* WHAT NEEDS TO BE DONE
All the data below goes into the copy word for word, but the pictures don't.

Start EXTRACTED ENTRIES

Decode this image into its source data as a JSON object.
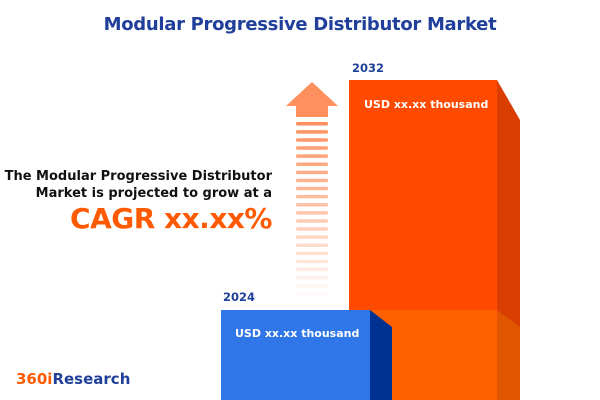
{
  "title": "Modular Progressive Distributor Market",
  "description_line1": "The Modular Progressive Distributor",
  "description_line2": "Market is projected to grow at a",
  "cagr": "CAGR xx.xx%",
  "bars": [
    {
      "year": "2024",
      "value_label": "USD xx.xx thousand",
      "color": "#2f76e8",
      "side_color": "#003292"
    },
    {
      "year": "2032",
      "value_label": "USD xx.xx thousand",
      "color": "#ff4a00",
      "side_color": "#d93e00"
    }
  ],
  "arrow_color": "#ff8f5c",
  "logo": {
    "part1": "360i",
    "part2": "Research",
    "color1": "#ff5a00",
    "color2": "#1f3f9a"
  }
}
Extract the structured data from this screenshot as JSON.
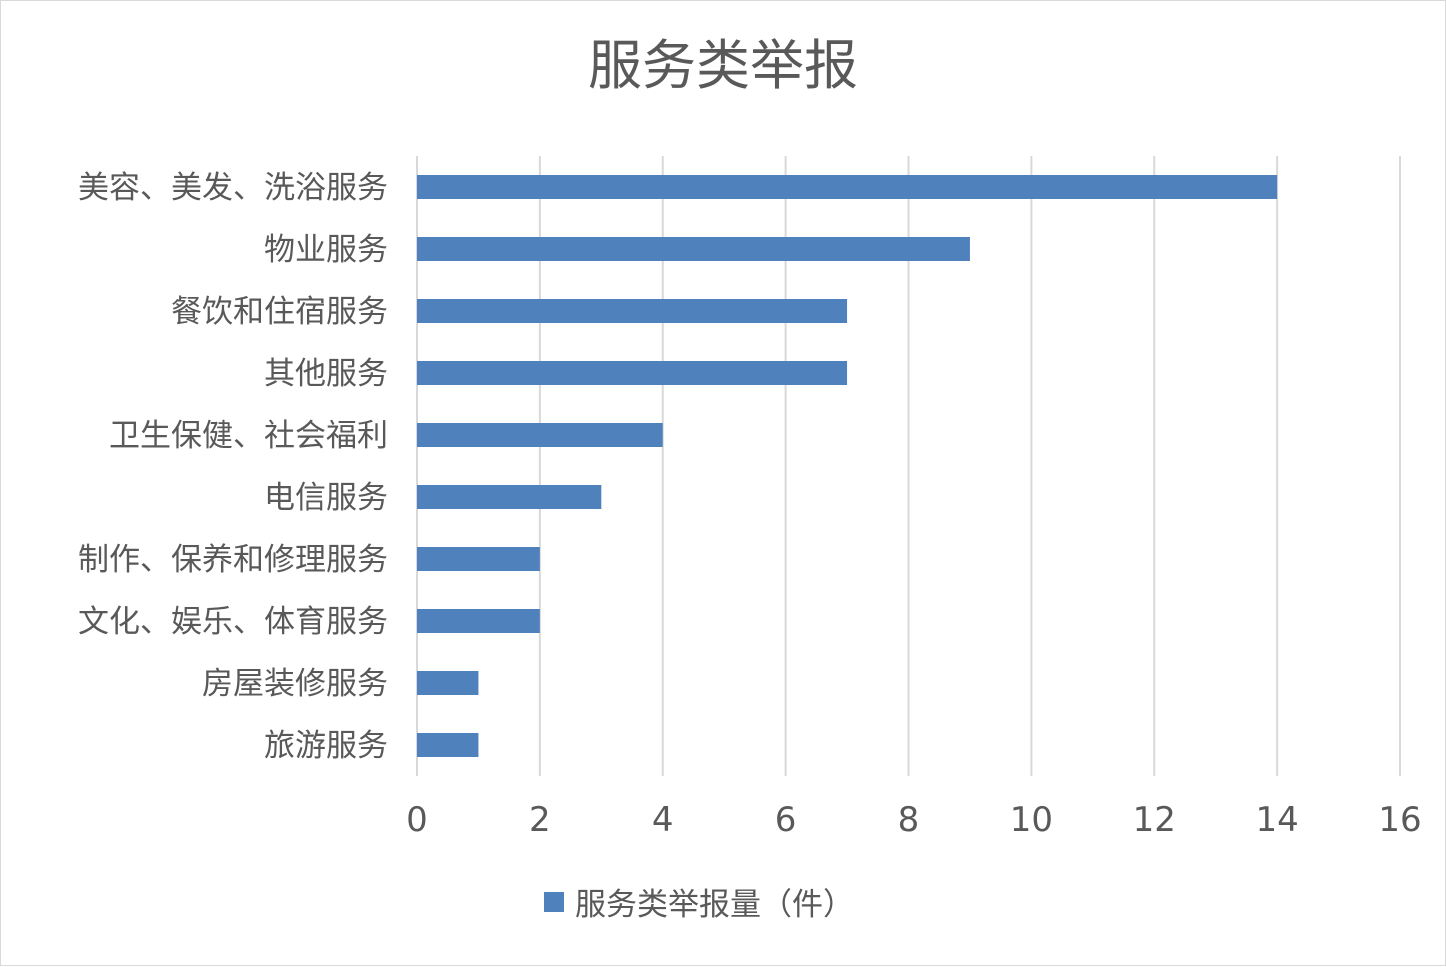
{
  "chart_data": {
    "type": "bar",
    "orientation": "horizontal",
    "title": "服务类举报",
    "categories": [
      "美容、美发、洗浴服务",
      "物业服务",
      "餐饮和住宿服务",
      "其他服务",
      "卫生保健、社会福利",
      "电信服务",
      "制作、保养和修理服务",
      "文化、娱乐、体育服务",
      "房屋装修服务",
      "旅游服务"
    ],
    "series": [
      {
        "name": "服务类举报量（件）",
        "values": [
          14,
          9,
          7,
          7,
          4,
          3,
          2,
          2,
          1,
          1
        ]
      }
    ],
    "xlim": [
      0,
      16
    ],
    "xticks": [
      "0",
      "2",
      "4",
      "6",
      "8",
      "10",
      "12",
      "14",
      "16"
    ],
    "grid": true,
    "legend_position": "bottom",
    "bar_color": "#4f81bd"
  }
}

End EXTRACTED ENTRIES

* RESULT FOR THIS EXERCISE
Decode this image into its source data as a JSON object.
{
  "title": "Modular Progressive Distributor Market",
  "description_line1": "The Modular Progressive Distributor",
  "description_line2": "Market is projected to grow at a",
  "cagr": "CAGR xx.xx%",
  "bars": [
    {
      "year": "2024",
      "value_label": "USD xx.xx thousand",
      "color": "#2f76e8",
      "side_color": "#003292"
    },
    {
      "year": "2032",
      "value_label": "USD xx.xx thousand",
      "color": "#ff4a00",
      "side_color": "#d93e00"
    }
  ],
  "arrow_color": "#ff8f5c",
  "logo": {
    "part1": "360i",
    "part2": "Research",
    "color1": "#ff5a00",
    "color2": "#1f3f9a"
  }
}
Extract the structured data from this screenshot as JSON.
{
  "chart_data": {
    "type": "bar",
    "orientation": "horizontal",
    "title": "服务类举报",
    "categories": [
      "美容、美发、洗浴服务",
      "物业服务",
      "餐饮和住宿服务",
      "其他服务",
      "卫生保健、社会福利",
      "电信服务",
      "制作、保养和修理服务",
      "文化、娱乐、体育服务",
      "房屋装修服务",
      "旅游服务"
    ],
    "series": [
      {
        "name": "服务类举报量（件）",
        "values": [
          14,
          9,
          7,
          7,
          4,
          3,
          2,
          2,
          1,
          1
        ]
      }
    ],
    "xlim": [
      0,
      16
    ],
    "xticks": [
      "0",
      "2",
      "4",
      "6",
      "8",
      "10",
      "12",
      "14",
      "16"
    ],
    "grid": true,
    "legend_position": "bottom",
    "bar_color": "#4f81bd"
  }
}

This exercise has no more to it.